## Stated goal
Select every line below containing the word "value".

___ Data to process ___

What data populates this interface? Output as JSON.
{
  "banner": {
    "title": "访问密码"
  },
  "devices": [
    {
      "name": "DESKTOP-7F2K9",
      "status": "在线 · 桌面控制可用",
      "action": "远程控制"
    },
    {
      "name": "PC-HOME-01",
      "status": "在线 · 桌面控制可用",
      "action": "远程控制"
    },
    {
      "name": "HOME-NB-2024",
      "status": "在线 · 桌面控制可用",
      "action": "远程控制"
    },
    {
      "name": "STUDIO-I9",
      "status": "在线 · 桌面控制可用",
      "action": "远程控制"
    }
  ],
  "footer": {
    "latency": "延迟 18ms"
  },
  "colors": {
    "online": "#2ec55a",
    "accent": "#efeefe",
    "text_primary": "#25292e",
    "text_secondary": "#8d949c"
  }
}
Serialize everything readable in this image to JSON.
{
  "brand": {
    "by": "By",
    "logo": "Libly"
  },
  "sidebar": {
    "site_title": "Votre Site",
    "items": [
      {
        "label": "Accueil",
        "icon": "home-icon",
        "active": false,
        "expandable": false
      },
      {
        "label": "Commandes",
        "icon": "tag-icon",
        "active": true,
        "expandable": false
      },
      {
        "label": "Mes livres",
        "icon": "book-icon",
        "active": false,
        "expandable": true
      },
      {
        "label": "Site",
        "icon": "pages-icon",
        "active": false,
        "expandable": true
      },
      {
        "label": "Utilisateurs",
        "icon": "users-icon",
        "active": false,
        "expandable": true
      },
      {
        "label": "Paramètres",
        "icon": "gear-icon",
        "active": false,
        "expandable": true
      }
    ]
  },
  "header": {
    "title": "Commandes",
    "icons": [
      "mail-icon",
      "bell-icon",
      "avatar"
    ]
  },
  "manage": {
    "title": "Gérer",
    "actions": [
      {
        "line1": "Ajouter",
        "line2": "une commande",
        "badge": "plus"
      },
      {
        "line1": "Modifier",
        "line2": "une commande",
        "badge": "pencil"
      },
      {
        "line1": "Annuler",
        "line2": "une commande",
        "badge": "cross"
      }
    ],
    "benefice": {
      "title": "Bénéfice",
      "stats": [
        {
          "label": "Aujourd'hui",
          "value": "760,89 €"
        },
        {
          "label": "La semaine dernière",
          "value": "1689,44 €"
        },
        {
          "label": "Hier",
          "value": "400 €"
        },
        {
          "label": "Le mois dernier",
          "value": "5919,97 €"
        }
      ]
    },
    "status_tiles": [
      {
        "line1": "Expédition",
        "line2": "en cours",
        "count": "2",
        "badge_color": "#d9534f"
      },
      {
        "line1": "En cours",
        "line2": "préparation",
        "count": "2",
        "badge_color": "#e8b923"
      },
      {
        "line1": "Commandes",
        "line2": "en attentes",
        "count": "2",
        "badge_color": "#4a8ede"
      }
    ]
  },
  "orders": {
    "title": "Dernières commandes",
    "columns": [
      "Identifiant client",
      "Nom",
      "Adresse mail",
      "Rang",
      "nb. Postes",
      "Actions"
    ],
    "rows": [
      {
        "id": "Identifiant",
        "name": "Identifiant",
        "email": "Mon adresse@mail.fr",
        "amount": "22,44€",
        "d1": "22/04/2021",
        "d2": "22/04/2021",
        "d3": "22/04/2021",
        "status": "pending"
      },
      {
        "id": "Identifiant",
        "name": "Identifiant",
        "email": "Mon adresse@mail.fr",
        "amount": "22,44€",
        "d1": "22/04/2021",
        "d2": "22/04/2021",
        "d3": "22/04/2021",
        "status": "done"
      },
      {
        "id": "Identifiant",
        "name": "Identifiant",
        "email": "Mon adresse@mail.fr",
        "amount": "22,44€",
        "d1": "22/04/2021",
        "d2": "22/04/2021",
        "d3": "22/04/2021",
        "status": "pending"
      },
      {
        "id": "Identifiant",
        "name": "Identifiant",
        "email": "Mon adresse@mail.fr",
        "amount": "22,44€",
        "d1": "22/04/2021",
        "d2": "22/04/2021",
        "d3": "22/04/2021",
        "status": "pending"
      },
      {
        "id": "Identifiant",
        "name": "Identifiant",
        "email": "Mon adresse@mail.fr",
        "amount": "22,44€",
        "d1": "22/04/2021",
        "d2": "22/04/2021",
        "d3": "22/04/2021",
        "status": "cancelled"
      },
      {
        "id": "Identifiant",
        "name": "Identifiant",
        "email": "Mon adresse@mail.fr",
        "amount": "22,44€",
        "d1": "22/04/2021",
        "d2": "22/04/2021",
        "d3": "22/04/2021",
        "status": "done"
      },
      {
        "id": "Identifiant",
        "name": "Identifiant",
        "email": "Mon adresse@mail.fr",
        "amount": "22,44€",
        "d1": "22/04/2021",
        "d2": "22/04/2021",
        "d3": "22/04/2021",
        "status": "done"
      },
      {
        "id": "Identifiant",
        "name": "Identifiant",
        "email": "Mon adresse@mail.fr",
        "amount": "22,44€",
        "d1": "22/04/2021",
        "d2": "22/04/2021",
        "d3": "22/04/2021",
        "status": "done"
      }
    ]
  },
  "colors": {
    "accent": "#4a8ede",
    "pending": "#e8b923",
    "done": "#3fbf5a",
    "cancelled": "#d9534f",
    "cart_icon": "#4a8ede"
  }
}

___

## Task result
          "value": "760,89 €"
          "value": "1689,44 €"
          "value": "400 €"
          "value": "5919,97 €"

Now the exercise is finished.